=== What you should do ===
Copy out all lines where "轴正方向成" appears.

=== Data extracted from a collection ===
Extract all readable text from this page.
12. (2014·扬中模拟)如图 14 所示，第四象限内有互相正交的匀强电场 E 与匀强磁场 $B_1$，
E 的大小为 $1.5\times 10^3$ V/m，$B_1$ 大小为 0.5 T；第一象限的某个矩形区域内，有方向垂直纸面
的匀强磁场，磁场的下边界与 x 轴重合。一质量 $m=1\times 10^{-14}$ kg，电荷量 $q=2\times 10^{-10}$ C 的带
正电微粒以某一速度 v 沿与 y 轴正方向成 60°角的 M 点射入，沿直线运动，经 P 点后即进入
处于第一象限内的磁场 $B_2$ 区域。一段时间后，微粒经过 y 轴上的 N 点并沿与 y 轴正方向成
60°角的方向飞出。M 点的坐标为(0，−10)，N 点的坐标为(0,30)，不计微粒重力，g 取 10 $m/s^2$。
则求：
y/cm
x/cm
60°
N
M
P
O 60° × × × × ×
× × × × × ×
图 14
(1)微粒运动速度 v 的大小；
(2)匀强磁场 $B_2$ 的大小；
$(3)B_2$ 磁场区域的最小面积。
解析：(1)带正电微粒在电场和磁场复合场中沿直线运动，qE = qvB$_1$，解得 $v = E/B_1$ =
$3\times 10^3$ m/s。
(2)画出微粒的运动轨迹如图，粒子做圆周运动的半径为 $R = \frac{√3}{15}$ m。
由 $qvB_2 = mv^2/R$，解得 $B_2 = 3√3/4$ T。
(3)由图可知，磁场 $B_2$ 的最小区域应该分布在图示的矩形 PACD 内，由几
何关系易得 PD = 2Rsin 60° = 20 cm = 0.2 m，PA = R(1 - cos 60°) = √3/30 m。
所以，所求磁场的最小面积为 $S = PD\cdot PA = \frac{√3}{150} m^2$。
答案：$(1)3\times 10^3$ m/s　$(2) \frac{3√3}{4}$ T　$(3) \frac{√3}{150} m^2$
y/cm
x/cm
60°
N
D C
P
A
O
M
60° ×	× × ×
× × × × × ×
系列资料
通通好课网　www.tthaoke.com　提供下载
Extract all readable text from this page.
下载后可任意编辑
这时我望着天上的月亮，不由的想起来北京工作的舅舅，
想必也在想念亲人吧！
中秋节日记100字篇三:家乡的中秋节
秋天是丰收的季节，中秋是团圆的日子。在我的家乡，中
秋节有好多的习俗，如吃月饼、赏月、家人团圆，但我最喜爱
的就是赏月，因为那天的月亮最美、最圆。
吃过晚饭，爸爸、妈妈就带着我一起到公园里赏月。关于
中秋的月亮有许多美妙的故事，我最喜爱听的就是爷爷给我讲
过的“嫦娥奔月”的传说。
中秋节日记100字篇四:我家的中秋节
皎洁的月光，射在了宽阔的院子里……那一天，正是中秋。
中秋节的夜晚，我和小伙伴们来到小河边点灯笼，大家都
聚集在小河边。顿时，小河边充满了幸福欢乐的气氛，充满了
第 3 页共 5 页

=== Solution for this task ===
正电微粒以某一速度 v 沿与 y 轴正方向成 60°角的 M 点射入，沿直线运动，经 P 点后即进入
处于第一象限内的磁场 $B_2$ 区域。一段时间后，微粒经过 y 轴上的 N 点并沿与 y 轴正方向成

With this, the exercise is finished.